» EXERCISE REQUIREMENTS:
Omit the images, then print each record below exactly as it reads.

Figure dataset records
----------------

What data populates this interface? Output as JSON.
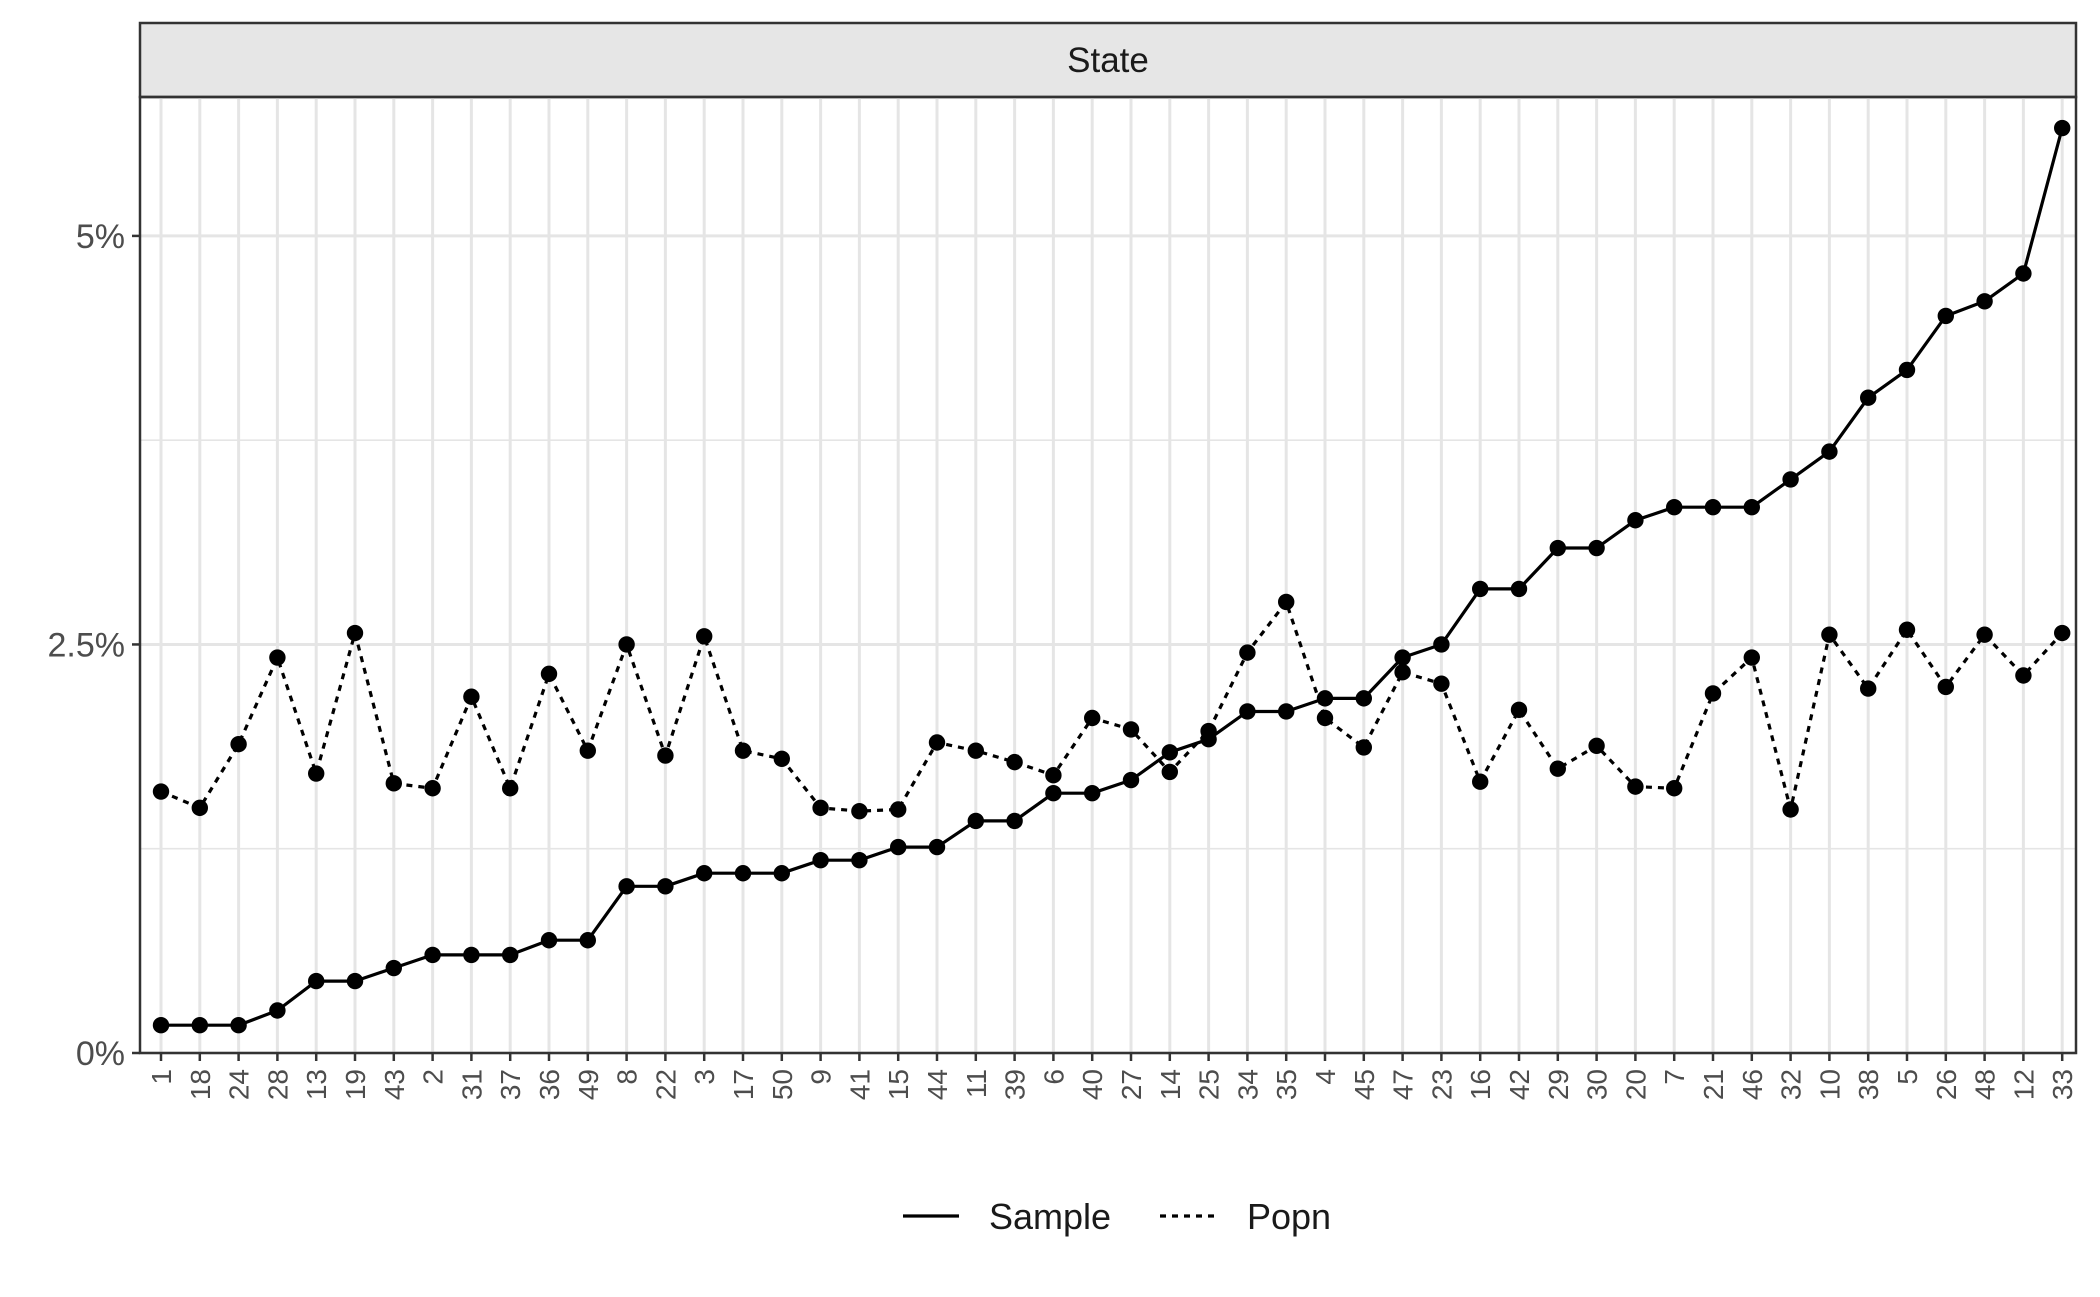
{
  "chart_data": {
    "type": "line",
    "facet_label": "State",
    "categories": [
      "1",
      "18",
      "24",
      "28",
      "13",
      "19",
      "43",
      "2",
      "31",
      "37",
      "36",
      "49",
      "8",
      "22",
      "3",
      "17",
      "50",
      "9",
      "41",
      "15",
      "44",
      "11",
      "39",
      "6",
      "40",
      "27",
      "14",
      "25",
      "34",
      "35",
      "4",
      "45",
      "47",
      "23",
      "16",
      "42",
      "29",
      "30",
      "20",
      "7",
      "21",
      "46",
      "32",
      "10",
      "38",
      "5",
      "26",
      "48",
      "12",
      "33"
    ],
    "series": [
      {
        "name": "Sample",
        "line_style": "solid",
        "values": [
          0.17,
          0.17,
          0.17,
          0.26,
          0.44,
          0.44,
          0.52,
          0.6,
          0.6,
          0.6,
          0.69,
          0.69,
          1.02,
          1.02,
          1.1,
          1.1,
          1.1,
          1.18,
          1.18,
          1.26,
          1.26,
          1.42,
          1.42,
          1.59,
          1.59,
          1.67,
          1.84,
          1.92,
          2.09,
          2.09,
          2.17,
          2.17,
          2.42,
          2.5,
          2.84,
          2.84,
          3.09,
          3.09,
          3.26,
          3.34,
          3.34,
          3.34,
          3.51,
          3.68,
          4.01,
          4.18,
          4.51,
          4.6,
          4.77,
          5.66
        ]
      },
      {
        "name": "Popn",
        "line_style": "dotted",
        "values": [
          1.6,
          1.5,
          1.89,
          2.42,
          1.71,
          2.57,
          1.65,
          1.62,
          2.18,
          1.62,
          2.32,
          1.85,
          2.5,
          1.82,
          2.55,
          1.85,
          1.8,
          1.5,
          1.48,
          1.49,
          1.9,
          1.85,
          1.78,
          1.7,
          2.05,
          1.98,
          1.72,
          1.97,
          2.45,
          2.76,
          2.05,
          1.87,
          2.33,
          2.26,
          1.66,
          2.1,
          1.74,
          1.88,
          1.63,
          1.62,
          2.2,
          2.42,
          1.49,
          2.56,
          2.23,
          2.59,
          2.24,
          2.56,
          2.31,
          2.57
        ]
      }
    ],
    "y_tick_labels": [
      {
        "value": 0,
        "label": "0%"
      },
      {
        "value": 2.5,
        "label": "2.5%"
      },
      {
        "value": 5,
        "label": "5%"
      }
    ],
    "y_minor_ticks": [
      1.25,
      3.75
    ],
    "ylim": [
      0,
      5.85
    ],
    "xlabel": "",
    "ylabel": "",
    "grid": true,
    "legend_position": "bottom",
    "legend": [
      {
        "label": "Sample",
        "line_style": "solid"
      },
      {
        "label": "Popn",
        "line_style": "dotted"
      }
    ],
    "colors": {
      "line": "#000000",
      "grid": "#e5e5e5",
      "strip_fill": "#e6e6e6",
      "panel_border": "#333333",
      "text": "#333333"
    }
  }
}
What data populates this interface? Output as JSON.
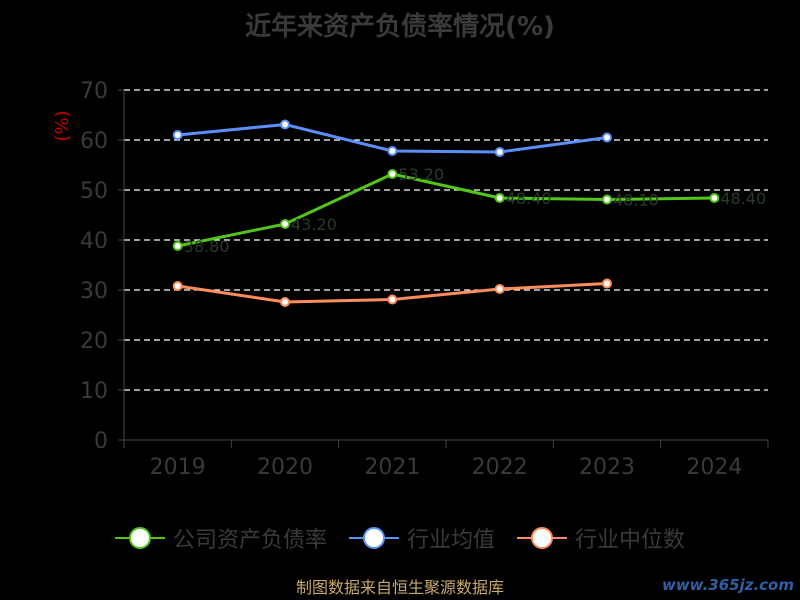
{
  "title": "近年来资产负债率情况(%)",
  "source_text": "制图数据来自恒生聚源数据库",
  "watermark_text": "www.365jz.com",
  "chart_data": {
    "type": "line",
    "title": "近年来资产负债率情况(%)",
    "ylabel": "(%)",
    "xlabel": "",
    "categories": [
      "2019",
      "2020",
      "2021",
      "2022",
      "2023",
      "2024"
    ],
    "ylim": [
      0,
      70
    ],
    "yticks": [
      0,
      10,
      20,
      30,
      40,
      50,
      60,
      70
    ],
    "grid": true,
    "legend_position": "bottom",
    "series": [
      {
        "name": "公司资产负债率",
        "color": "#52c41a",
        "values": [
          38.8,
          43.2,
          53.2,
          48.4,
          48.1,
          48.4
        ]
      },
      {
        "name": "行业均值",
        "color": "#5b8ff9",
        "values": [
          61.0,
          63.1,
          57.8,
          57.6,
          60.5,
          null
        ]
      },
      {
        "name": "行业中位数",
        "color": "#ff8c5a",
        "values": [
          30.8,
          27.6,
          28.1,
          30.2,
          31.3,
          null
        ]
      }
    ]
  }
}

----------------

» IN RESPONSE:
What data populates this interface? Output as JSON.
{
  "chart_data": {
    "type": "line",
    "facet_label": "State",
    "categories": [
      "1",
      "18",
      "24",
      "28",
      "13",
      "19",
      "43",
      "2",
      "31",
      "37",
      "36",
      "49",
      "8",
      "22",
      "3",
      "17",
      "50",
      "9",
      "41",
      "15",
      "44",
      "11",
      "39",
      "6",
      "40",
      "27",
      "14",
      "25",
      "34",
      "35",
      "4",
      "45",
      "47",
      "23",
      "16",
      "42",
      "29",
      "30",
      "20",
      "7",
      "21",
      "46",
      "32",
      "10",
      "38",
      "5",
      "26",
      "48",
      "12",
      "33"
    ],
    "series": [
      {
        "name": "Sample",
        "line_style": "solid",
        "values": [
          0.17,
          0.17,
          0.17,
          0.26,
          0.44,
          0.44,
          0.52,
          0.6,
          0.6,
          0.6,
          0.69,
          0.69,
          1.02,
          1.02,
          1.1,
          1.1,
          1.1,
          1.18,
          1.18,
          1.26,
          1.26,
          1.42,
          1.42,
          1.59,
          1.59,
          1.67,
          1.84,
          1.92,
          2.09,
          2.09,
          2.17,
          2.17,
          2.42,
          2.5,
          2.84,
          2.84,
          3.09,
          3.09,
          3.26,
          3.34,
          3.34,
          3.34,
          3.51,
          3.68,
          4.01,
          4.18,
          4.51,
          4.6,
          4.77,
          5.66
        ]
      },
      {
        "name": "Popn",
        "line_style": "dotted",
        "values": [
          1.6,
          1.5,
          1.89,
          2.42,
          1.71,
          2.57,
          1.65,
          1.62,
          2.18,
          1.62,
          2.32,
          1.85,
          2.5,
          1.82,
          2.55,
          1.85,
          1.8,
          1.5,
          1.48,
          1.49,
          1.9,
          1.85,
          1.78,
          1.7,
          2.05,
          1.98,
          1.72,
          1.97,
          2.45,
          2.76,
          2.05,
          1.87,
          2.33,
          2.26,
          1.66,
          2.1,
          1.74,
          1.88,
          1.63,
          1.62,
          2.2,
          2.42,
          1.49,
          2.56,
          2.23,
          2.59,
          2.24,
          2.56,
          2.31,
          2.57
        ]
      }
    ],
    "y_tick_labels": [
      {
        "value": 0,
        "label": "0%"
      },
      {
        "value": 2.5,
        "label": "2.5%"
      },
      {
        "value": 5,
        "label": "5%"
      }
    ],
    "y_minor_ticks": [
      1.25,
      3.75
    ],
    "ylim": [
      0,
      5.85
    ],
    "xlabel": "",
    "ylabel": "",
    "grid": true,
    "legend_position": "bottom",
    "legend": [
      {
        "label": "Sample",
        "line_style": "solid"
      },
      {
        "label": "Popn",
        "line_style": "dotted"
      }
    ],
    "colors": {
      "line": "#000000",
      "grid": "#e5e5e5",
      "strip_fill": "#e6e6e6",
      "panel_border": "#333333",
      "text": "#333333"
    }
  }
}
What data populates this interface? Output as JSON.
{
  "title": "近年来资产负债率情况(%)",
  "source_text": "制图数据来自恒生聚源数据库",
  "watermark_text": "www.365jz.com",
  "chart_data": {
    "type": "line",
    "title": "近年来资产负债率情况(%)",
    "ylabel": "(%)",
    "xlabel": "",
    "categories": [
      "2019",
      "2020",
      "2021",
      "2022",
      "2023",
      "2024"
    ],
    "ylim": [
      0,
      70
    ],
    "yticks": [
      0,
      10,
      20,
      30,
      40,
      50,
      60,
      70
    ],
    "grid": true,
    "legend_position": "bottom",
    "series": [
      {
        "name": "公司资产负债率",
        "color": "#52c41a",
        "values": [
          38.8,
          43.2,
          53.2,
          48.4,
          48.1,
          48.4
        ]
      },
      {
        "name": "行业均值",
        "color": "#5b8ff9",
        "values": [
          61.0,
          63.1,
          57.8,
          57.6,
          60.5,
          null
        ]
      },
      {
        "name": "行业中位数",
        "color": "#ff8c5a",
        "values": [
          30.8,
          27.6,
          28.1,
          30.2,
          31.3,
          null
        ]
      }
    ]
  }
}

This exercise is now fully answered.